### AIM OF THE EXERCISE
Collect the lines of the entries where "xlabel" shows up.

### SUPPLIED RECORDS
▼▼▼

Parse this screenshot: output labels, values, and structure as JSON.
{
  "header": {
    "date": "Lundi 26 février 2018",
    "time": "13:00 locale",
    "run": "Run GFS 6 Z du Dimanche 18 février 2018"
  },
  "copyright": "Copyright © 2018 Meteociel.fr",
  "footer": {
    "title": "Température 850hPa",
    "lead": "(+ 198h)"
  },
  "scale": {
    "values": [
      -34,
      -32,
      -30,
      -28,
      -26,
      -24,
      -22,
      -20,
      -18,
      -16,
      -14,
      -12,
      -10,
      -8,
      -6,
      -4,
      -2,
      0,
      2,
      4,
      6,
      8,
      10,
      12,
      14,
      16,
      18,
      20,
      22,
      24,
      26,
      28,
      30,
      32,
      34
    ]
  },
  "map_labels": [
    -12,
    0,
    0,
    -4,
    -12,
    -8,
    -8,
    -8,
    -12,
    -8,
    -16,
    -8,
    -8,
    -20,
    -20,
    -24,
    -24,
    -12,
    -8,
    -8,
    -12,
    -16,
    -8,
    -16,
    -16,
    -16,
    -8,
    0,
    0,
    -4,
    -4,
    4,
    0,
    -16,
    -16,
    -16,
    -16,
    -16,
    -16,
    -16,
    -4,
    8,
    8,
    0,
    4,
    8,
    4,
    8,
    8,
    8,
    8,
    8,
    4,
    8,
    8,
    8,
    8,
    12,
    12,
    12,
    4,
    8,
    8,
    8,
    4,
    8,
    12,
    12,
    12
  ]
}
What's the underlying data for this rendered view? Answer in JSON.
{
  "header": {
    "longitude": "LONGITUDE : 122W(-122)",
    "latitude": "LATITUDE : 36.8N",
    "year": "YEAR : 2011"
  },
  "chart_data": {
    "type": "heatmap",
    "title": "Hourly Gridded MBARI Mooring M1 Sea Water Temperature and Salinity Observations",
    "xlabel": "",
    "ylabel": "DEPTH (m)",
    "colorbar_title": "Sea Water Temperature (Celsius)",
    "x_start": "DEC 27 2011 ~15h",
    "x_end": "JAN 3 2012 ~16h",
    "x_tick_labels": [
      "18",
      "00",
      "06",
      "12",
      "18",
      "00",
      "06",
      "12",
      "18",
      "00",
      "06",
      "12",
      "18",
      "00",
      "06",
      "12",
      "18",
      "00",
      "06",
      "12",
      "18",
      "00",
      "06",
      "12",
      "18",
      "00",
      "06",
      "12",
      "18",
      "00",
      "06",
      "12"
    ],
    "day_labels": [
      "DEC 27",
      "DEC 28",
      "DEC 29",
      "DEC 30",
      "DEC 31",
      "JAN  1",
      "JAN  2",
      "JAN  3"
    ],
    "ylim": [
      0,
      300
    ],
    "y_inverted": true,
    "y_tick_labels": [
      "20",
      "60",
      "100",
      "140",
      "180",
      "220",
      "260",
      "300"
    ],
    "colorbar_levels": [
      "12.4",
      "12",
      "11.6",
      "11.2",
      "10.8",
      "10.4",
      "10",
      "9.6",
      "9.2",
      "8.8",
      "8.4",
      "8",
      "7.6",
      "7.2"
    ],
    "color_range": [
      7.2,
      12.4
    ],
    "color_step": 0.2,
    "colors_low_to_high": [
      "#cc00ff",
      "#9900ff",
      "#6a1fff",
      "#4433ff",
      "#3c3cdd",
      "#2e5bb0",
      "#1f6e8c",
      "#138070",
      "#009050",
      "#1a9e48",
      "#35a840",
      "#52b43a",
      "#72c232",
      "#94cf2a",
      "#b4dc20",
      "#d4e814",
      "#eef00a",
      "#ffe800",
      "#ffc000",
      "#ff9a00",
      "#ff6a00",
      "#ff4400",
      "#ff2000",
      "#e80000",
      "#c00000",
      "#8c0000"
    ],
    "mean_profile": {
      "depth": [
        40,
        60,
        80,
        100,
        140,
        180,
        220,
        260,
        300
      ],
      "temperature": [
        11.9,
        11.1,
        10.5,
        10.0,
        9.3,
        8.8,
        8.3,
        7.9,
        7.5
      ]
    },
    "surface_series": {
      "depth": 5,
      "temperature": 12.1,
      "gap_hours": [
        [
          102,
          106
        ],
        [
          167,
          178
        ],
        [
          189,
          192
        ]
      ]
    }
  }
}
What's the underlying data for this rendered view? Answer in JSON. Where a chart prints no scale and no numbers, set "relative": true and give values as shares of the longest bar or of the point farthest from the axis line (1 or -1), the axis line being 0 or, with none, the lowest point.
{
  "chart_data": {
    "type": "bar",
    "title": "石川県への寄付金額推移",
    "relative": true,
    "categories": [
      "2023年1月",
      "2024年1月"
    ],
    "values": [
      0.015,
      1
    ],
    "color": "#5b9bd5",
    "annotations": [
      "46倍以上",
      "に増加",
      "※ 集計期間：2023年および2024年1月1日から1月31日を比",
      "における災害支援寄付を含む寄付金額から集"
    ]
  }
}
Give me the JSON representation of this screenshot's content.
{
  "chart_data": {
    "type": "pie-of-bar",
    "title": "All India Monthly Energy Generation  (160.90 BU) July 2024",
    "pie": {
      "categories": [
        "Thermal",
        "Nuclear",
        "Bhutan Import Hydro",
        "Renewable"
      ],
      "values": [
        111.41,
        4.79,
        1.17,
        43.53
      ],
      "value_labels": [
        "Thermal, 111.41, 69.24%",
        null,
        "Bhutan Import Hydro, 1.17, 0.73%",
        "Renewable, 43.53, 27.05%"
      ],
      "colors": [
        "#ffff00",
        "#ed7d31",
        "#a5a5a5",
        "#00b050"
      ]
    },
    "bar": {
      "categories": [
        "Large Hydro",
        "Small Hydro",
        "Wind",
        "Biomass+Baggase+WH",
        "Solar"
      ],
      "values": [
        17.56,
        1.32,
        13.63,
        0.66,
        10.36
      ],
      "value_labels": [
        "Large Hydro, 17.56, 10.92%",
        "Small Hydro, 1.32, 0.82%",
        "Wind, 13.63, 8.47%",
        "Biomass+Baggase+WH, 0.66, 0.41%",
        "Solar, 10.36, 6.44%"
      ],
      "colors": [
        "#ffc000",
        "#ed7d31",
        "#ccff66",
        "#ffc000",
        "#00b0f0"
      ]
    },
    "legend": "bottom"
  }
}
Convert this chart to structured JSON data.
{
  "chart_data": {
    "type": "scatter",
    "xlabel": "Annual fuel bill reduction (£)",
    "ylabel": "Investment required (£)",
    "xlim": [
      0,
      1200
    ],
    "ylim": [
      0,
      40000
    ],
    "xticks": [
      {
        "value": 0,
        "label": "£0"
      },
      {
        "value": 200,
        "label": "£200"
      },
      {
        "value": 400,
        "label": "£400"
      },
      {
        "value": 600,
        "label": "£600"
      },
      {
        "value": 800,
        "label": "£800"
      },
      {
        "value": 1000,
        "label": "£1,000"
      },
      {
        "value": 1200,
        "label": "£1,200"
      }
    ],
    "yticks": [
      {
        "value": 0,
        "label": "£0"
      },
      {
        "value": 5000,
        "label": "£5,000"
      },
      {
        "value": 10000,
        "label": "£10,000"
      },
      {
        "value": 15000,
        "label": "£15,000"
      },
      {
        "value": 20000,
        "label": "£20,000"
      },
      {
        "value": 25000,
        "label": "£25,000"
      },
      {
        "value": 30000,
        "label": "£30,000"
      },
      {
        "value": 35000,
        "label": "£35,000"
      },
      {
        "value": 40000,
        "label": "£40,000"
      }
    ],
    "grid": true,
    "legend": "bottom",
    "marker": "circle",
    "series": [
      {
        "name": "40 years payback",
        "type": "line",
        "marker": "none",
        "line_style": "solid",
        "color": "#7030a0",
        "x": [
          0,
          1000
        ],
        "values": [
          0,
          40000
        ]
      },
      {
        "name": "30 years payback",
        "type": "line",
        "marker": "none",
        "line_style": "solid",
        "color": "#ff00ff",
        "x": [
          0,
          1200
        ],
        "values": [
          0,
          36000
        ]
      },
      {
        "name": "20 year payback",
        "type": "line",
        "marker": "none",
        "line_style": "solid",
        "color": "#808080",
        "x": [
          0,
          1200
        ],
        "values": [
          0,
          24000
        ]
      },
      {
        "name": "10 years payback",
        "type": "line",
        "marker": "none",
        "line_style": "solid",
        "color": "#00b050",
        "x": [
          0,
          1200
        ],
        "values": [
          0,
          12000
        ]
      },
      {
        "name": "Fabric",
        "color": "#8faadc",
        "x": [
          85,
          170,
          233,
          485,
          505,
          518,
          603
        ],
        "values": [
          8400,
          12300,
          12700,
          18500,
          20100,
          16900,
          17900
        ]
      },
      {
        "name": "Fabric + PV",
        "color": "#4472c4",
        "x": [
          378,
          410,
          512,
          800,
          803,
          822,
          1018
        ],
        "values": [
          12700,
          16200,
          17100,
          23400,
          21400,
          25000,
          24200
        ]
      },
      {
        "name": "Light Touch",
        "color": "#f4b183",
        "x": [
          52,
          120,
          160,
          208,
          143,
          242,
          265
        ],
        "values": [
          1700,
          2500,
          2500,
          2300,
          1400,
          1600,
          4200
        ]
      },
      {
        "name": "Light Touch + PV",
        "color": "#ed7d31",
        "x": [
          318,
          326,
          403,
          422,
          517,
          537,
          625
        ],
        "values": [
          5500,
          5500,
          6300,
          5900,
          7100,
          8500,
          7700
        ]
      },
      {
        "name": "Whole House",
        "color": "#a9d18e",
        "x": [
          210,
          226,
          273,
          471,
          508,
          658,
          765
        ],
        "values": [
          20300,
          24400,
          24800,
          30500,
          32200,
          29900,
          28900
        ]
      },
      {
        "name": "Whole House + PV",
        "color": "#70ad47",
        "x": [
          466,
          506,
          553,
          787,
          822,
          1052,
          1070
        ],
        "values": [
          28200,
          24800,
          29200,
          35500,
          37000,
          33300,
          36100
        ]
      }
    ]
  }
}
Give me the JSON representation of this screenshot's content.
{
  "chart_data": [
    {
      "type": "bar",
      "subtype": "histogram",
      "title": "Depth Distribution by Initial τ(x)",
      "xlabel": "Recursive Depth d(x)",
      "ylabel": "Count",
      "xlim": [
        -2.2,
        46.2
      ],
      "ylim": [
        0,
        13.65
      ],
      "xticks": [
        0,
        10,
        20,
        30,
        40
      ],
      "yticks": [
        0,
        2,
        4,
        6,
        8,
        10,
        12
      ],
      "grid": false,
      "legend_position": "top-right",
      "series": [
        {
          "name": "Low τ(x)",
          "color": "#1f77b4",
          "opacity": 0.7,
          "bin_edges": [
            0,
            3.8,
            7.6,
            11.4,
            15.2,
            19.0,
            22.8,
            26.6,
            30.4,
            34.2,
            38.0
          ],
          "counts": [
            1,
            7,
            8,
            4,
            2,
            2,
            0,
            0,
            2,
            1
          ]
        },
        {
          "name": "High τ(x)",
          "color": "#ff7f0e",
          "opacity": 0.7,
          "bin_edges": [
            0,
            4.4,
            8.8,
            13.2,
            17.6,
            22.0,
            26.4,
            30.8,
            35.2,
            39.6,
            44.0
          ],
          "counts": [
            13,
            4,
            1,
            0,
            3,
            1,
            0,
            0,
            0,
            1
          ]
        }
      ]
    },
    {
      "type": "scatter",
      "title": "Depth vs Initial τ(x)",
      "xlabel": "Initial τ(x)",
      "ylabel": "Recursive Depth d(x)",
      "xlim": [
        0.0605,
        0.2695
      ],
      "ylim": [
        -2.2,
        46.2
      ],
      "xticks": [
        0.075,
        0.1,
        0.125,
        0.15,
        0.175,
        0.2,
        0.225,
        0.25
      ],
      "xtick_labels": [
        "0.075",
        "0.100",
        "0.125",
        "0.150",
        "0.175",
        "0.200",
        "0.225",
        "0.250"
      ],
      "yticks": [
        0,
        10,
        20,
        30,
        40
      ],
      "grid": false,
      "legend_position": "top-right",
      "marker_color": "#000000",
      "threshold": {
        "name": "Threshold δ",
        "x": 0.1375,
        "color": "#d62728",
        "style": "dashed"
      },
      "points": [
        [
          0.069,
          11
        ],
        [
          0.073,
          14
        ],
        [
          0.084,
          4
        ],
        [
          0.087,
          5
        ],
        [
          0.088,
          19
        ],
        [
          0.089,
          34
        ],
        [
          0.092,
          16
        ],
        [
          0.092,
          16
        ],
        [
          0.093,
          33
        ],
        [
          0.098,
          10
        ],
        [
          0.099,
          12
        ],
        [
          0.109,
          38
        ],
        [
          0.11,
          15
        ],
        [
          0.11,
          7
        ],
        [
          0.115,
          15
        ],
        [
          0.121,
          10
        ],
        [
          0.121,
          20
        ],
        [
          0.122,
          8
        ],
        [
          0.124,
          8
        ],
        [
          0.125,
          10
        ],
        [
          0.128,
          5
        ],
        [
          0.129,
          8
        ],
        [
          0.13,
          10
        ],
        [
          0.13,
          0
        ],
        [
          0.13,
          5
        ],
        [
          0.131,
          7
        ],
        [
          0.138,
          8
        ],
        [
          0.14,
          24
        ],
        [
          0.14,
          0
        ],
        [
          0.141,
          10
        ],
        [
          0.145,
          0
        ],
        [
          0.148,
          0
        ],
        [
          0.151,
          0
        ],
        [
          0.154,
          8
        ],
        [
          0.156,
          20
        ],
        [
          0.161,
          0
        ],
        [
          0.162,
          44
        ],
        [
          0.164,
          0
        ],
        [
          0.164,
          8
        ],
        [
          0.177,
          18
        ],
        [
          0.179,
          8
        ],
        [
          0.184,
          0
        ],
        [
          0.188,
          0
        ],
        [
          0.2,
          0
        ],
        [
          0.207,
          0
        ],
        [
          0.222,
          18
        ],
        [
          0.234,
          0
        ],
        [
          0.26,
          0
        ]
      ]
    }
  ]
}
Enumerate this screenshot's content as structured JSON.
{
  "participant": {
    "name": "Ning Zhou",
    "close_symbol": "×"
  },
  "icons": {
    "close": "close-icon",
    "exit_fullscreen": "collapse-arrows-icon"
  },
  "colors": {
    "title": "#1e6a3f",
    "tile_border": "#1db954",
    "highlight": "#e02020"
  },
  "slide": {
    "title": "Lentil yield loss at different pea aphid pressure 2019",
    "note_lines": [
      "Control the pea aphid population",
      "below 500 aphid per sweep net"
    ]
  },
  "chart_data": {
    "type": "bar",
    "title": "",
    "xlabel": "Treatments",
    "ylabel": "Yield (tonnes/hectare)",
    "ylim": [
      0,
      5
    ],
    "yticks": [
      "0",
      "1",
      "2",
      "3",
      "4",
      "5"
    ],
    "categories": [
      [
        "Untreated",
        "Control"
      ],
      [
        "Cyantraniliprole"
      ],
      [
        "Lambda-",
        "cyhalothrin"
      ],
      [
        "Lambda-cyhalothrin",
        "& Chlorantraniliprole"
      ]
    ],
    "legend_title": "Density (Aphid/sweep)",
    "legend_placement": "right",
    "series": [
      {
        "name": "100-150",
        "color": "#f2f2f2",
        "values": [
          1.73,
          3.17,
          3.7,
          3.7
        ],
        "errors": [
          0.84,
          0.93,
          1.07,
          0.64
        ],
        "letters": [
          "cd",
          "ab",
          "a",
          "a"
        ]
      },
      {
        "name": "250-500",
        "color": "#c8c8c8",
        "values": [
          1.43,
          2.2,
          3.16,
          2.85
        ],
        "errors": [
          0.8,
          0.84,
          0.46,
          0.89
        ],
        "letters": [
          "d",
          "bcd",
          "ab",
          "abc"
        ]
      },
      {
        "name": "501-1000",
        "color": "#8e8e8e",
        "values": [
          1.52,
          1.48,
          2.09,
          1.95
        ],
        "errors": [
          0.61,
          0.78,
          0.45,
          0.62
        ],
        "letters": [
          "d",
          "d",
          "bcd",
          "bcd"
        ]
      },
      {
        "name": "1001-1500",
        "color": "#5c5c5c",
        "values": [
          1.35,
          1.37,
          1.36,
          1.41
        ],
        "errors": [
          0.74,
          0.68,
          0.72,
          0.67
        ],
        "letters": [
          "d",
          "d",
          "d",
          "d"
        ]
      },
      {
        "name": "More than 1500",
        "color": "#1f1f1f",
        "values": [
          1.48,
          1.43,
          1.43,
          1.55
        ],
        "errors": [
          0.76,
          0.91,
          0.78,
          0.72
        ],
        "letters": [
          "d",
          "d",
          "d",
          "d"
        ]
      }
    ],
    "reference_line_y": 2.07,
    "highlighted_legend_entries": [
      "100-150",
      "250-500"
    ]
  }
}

▲▲▲

### TASK ANSWER
    "xlabel": "",
    "xlabel": "Annual fuel bill reduction (£)",
      "xlabel": "Recursive Depth d(x)",
      "xlabel": "Initial τ(x)",
    "xlabel": "Treatments",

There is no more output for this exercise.